====== DATA TO USE
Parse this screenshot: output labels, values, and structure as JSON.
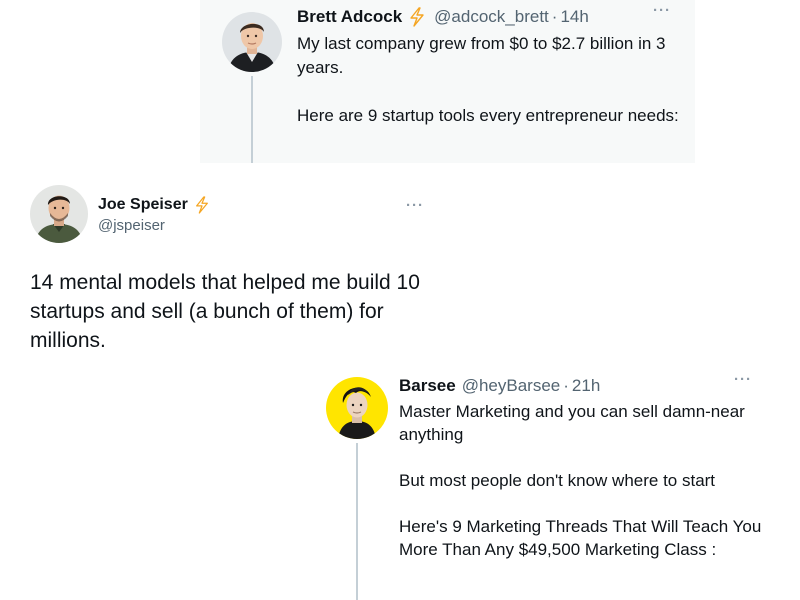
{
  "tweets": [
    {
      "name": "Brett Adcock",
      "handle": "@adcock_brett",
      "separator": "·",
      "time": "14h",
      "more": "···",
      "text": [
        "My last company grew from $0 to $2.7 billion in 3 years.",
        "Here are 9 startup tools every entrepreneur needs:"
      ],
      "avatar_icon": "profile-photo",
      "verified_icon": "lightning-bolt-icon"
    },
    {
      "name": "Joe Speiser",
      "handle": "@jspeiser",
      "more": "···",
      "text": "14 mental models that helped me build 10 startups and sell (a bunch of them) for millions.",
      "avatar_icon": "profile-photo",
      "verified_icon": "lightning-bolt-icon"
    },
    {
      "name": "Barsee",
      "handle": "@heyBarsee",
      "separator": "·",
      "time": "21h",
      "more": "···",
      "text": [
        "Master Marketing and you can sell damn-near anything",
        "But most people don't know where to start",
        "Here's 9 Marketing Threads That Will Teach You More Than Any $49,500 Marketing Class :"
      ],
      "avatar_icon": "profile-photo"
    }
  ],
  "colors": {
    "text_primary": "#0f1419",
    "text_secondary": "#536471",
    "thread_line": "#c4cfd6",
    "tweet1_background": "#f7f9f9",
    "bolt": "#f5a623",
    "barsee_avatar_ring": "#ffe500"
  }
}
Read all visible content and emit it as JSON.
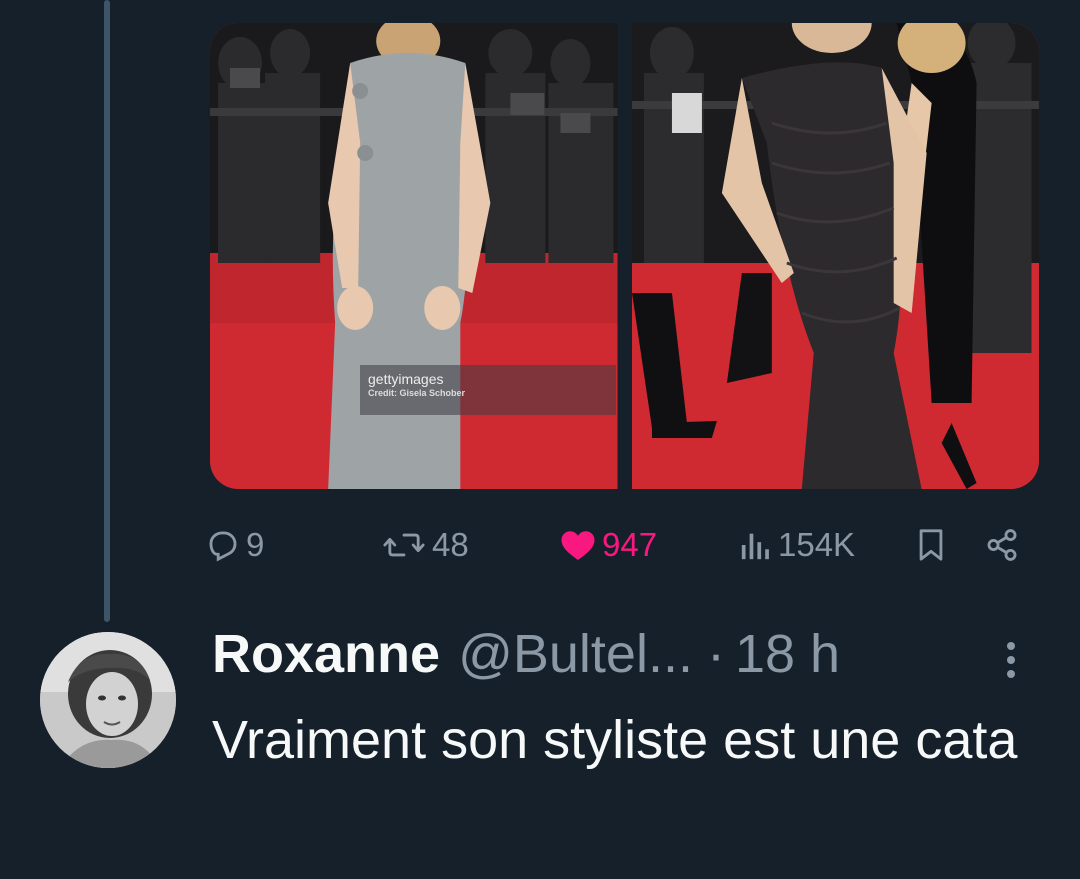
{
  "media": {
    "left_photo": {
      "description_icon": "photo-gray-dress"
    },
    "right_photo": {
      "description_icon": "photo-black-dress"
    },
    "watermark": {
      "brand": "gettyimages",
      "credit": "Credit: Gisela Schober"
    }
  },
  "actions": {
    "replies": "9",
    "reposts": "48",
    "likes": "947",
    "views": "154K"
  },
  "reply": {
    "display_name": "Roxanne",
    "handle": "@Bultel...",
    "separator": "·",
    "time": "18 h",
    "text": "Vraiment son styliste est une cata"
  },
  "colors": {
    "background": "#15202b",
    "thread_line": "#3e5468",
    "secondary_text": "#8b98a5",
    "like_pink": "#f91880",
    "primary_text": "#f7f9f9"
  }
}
============
* _TO DO_: Output the lines above in full and exactly as given, omitting any pictures.

* _SOLUTION TO THE PROBLEM_:
Parse this screenshot: output labels, values, and structure as JSON.
{
  "tweets": [
    {
      "name": "Brett Adcock",
      "handle": "@adcock_brett",
      "separator": "·",
      "time": "14h",
      "more": "···",
      "text": [
        "My last company grew from $0 to $2.7 billion in 3 years.",
        "Here are 9 startup tools every entrepreneur needs:"
      ],
      "avatar_icon": "profile-photo",
      "verified_icon": "lightning-bolt-icon"
    },
    {
      "name": "Joe Speiser",
      "handle": "@jspeiser",
      "more": "···",
      "text": "14 mental models that helped me build 10 startups and sell (a bunch of them) for millions.",
      "avatar_icon": "profile-photo",
      "verified_icon": "lightning-bolt-icon"
    },
    {
      "name": "Barsee",
      "handle": "@heyBarsee",
      "separator": "·",
      "time": "21h",
      "more": "···",
      "text": [
        "Master Marketing and you can sell damn-near anything",
        "But most people don't know where to start",
        "Here's 9 Marketing Threads That Will Teach You More Than Any $49,500 Marketing Class :"
      ],
      "avatar_icon": "profile-photo"
    }
  ],
  "colors": {
    "text_primary": "#0f1419",
    "text_secondary": "#536471",
    "thread_line": "#c4cfd6",
    "tweet1_background": "#f7f9f9",
    "bolt": "#f5a623",
    "barsee_avatar_ring": "#ffe500"
  }
}
Read all visible content and emit it as JSON.
{
  "media": {
    "left_photo": {
      "description_icon": "photo-gray-dress"
    },
    "right_photo": {
      "description_icon": "photo-black-dress"
    },
    "watermark": {
      "brand": "gettyimages",
      "credit": "Credit: Gisela Schober"
    }
  },
  "actions": {
    "replies": "9",
    "reposts": "48",
    "likes": "947",
    "views": "154K"
  },
  "reply": {
    "display_name": "Roxanne",
    "handle": "@Bultel...",
    "separator": "·",
    "time": "18 h",
    "text": "Vraiment son styliste est une cata"
  },
  "colors": {
    "background": "#15202b",
    "thread_line": "#3e5468",
    "secondary_text": "#8b98a5",
    "like_pink": "#f91880",
    "primary_text": "#f7f9f9"
  }
}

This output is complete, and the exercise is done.